Your task: Below are the records; reproduce all of them exactly but without any images.

────────────────────────────────────────

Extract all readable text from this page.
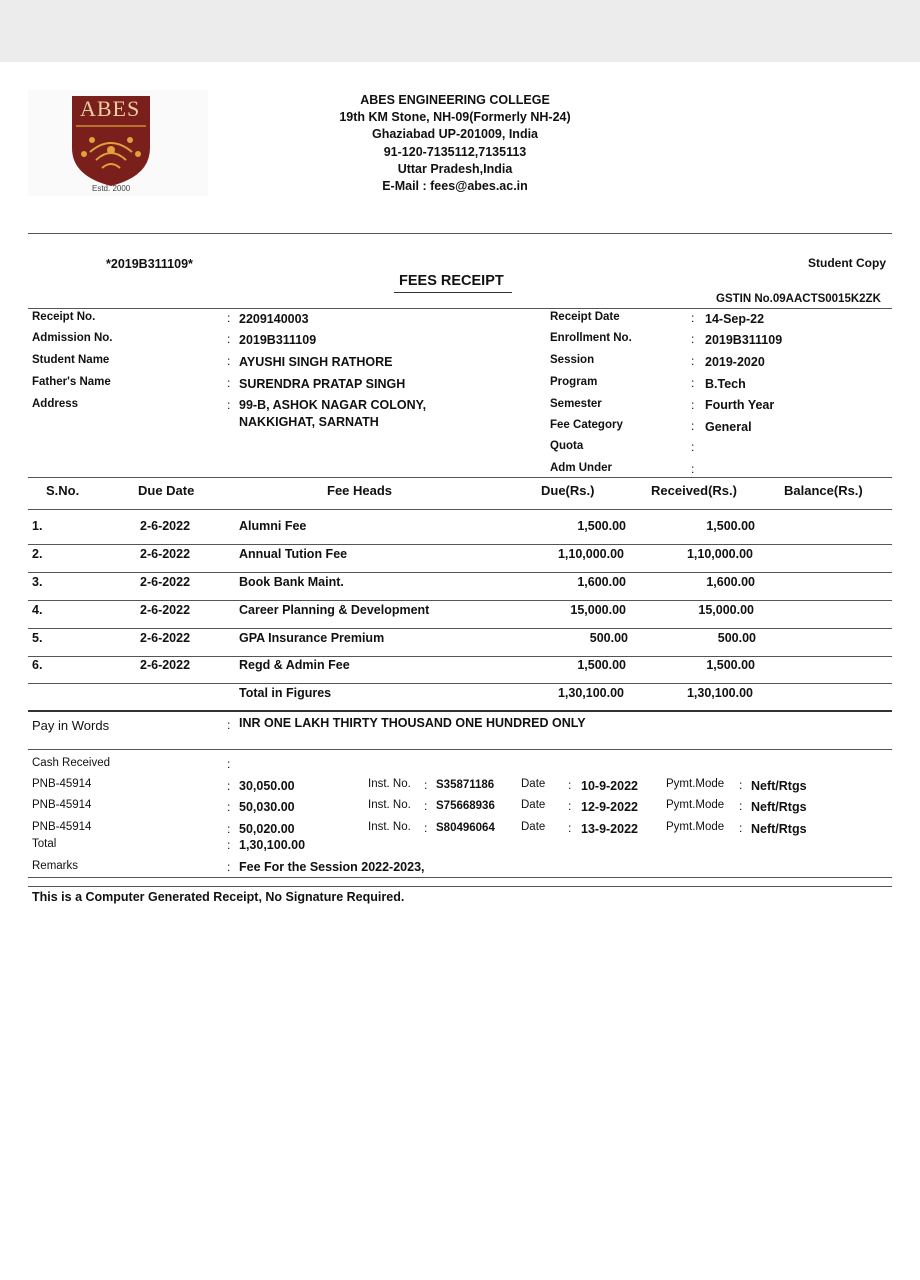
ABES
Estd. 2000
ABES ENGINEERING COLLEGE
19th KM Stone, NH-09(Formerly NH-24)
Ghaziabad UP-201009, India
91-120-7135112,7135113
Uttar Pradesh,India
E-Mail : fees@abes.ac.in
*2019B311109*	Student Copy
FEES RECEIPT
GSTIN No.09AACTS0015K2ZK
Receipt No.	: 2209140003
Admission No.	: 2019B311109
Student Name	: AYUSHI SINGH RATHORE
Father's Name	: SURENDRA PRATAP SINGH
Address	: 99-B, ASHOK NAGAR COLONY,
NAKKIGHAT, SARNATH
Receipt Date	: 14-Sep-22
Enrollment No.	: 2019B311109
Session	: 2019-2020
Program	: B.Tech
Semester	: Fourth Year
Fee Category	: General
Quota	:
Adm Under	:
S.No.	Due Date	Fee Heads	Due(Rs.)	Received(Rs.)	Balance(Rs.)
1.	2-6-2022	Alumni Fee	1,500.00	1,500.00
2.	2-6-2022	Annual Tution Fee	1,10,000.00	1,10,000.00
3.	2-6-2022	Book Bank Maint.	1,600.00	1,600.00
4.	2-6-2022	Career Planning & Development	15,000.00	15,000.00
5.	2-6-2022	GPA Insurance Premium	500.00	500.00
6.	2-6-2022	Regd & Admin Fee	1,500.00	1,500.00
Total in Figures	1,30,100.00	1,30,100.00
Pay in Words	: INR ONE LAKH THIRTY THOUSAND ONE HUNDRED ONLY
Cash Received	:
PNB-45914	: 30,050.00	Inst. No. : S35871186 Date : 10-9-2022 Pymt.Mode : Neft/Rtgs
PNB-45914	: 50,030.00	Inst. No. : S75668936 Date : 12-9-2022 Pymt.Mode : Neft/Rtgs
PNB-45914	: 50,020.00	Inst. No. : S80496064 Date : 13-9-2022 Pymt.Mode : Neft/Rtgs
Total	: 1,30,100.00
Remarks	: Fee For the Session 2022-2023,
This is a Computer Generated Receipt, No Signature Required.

────────────────────────────────────────

Correct result:
Extract all readable text from this page.
ABES
Estd. 2000
ABES ENGINEERING COLLEGE
19th KM Stone, NH-09(Formerly NH-24)
Ghaziabad UP-201009, India
91-120-7135112,7135113
Uttar Pradesh,India
E-Mail : fees@abes.ac.in
*2019B311109*	Student Copy
FEES RECEIPT
GSTIN No.09AACTS0015K2ZK
Receipt No.	: 2209140003
Admission No.	: 2019B311109
Student Name	: AYUSHI SINGH RATHORE
Father's Name	: SURENDRA PRATAP SINGH
Address	: 99-B, ASHOK NAGAR COLONY,
NAKKIGHAT, SARNATH
Receipt Date	: 14-Sep-22
Enrollment No.	: 2019B311109
Session	: 2019-2020
Program	: B.Tech
Semester	: Fourth Year
Fee Category	: General
Quota	:
Adm Under	:
S.No.	Due Date	Fee Heads	Due(Rs.)	Received(Rs.)	Balance(Rs.)
1.	2-6-2022	Alumni Fee	1,500.00	1,500.00
2.	2-6-2022	Annual Tution Fee	1,10,000.00	1,10,000.00
3.	2-6-2022	Book Bank Maint.	1,600.00	1,600.00
4.	2-6-2022	Career Planning & Development	15,000.00	15,000.00
5.	2-6-2022	GPA Insurance Premium	500.00	500.00
6.	2-6-2022	Regd & Admin Fee	1,500.00	1,500.00
Total in Figures	1,30,100.00	1,30,100.00
Pay in Words	: INR ONE LAKH THIRTY THOUSAND ONE HUNDRED ONLY
Cash Received	:
PNB-45914	: 30,050.00	Inst. No. : S35871186 Date : 10-9-2022 Pymt.Mode : Neft/Rtgs
PNB-45914	: 50,030.00	Inst. No. : S75668936 Date : 12-9-2022 Pymt.Mode : Neft/Rtgs
PNB-45914	: 50,020.00	Inst. No. : S80496064 Date : 13-9-2022 Pymt.Mode : Neft/Rtgs
Total	: 1,30,100.00
Remarks	: Fee For the Session 2022-2023,
This is a Computer Generated Receipt, No Signature Required.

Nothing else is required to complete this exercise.